■ **Directive**
All lines in the data bearing the string "dabei" should be identified and copied.

■ **Material for this task**
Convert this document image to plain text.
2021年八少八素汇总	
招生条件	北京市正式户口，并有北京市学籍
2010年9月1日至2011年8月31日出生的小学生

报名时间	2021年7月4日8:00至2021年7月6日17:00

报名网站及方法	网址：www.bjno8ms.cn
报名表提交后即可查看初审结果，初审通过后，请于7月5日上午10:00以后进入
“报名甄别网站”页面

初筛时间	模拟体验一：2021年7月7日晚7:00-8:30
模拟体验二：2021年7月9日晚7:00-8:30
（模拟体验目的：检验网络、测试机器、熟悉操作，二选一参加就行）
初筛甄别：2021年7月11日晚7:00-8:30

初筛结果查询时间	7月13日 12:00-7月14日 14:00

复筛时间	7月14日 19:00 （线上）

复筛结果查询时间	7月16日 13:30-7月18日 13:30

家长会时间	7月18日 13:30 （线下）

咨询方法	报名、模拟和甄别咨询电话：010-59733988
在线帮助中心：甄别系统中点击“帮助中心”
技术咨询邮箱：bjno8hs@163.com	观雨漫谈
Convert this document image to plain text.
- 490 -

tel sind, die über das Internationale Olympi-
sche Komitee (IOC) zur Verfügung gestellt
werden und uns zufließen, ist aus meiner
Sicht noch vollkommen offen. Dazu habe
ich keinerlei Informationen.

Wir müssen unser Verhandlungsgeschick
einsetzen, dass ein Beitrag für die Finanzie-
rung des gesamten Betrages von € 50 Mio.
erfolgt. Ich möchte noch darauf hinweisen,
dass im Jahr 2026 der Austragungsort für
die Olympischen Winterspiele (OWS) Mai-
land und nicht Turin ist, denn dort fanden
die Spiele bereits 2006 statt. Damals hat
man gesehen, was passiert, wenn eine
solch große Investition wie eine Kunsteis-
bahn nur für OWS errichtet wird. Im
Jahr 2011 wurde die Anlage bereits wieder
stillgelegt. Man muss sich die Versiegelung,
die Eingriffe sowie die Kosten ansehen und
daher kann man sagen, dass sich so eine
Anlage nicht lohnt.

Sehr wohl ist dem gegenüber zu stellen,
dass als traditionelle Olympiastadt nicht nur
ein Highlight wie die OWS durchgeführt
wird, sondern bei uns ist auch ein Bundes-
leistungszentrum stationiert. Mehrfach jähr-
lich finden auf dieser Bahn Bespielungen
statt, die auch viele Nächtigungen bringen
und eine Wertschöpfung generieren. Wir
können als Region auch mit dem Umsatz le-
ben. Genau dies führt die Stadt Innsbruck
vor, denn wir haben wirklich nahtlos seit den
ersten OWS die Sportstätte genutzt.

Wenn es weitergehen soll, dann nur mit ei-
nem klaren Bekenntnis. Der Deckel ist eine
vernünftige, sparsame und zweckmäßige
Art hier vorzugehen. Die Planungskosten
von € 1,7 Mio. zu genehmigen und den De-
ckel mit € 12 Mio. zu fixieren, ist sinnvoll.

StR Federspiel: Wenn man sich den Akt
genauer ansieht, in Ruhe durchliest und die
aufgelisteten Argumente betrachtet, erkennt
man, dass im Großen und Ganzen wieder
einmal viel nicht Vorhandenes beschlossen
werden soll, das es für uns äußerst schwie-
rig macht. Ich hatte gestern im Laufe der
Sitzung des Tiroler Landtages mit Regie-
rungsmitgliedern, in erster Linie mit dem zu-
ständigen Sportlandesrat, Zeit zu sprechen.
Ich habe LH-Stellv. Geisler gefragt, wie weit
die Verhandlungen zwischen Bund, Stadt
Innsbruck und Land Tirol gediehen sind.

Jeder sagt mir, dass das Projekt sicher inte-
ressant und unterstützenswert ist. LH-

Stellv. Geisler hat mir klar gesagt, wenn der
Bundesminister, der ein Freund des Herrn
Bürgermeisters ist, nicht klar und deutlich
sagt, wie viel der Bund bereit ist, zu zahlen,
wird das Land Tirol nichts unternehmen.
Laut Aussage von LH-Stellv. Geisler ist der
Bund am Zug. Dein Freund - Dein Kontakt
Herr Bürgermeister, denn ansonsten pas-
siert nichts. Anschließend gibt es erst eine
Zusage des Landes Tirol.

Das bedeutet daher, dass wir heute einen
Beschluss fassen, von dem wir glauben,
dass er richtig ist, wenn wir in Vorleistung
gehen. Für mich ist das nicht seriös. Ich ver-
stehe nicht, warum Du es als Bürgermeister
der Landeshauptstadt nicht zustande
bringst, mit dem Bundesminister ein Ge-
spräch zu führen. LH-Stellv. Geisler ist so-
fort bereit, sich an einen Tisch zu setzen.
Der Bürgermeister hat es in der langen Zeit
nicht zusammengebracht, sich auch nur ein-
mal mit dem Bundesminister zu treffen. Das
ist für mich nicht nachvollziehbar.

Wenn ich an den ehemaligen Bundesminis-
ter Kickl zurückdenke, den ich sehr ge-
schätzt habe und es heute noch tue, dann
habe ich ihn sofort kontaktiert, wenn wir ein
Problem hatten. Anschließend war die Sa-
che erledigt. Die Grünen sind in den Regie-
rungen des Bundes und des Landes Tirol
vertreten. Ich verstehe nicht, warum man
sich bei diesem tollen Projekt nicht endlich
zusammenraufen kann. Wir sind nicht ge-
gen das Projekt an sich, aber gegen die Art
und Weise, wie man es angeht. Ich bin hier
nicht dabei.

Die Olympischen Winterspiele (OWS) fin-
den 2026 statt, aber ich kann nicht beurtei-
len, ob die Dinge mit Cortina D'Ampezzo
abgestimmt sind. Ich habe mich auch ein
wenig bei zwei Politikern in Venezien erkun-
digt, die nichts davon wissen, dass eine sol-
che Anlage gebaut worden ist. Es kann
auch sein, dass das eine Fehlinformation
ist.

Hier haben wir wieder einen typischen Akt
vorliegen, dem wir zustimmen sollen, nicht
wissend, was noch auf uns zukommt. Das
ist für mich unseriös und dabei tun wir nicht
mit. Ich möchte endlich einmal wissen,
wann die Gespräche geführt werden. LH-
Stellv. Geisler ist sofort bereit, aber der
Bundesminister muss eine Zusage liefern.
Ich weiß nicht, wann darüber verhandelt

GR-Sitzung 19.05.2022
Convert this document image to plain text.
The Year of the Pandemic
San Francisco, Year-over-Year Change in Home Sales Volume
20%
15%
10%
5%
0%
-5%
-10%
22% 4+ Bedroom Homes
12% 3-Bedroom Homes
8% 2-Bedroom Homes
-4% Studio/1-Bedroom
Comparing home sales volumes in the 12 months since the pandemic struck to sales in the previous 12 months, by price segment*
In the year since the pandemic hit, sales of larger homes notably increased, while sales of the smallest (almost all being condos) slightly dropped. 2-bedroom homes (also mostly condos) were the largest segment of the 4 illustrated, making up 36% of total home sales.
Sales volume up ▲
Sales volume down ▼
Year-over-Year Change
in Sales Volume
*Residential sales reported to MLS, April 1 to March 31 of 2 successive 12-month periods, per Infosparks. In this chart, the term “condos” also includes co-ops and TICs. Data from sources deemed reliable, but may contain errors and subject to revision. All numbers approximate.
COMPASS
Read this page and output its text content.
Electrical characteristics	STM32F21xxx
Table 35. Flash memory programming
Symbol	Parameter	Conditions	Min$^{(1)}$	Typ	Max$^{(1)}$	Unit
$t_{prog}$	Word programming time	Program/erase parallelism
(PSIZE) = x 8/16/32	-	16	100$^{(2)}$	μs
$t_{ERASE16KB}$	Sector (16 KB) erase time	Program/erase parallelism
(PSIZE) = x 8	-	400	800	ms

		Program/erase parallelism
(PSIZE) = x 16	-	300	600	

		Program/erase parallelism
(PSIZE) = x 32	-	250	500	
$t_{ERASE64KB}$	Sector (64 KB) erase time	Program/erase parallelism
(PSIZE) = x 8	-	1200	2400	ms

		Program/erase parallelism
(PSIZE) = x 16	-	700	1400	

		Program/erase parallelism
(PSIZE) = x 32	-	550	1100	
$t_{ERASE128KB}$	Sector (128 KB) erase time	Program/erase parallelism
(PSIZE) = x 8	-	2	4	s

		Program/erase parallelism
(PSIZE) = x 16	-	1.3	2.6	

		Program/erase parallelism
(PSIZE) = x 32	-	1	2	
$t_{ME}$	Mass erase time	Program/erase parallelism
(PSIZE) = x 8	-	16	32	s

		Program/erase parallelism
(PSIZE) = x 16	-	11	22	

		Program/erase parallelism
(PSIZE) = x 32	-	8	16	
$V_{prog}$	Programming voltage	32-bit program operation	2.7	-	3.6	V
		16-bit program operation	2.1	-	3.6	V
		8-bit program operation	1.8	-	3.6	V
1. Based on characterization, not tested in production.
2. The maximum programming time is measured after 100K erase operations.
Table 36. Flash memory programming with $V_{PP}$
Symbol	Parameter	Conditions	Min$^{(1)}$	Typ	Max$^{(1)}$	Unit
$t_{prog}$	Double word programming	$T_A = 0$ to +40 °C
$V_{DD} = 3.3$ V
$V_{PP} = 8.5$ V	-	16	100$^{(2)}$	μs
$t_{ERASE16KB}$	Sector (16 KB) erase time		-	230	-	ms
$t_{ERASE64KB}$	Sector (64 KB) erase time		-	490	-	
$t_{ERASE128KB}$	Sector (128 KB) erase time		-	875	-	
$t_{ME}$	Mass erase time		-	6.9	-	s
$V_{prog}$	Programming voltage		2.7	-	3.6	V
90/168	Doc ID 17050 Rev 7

■ **Written answer**
nicht dabei.
ist für mich unseriös und dabei tun wir nicht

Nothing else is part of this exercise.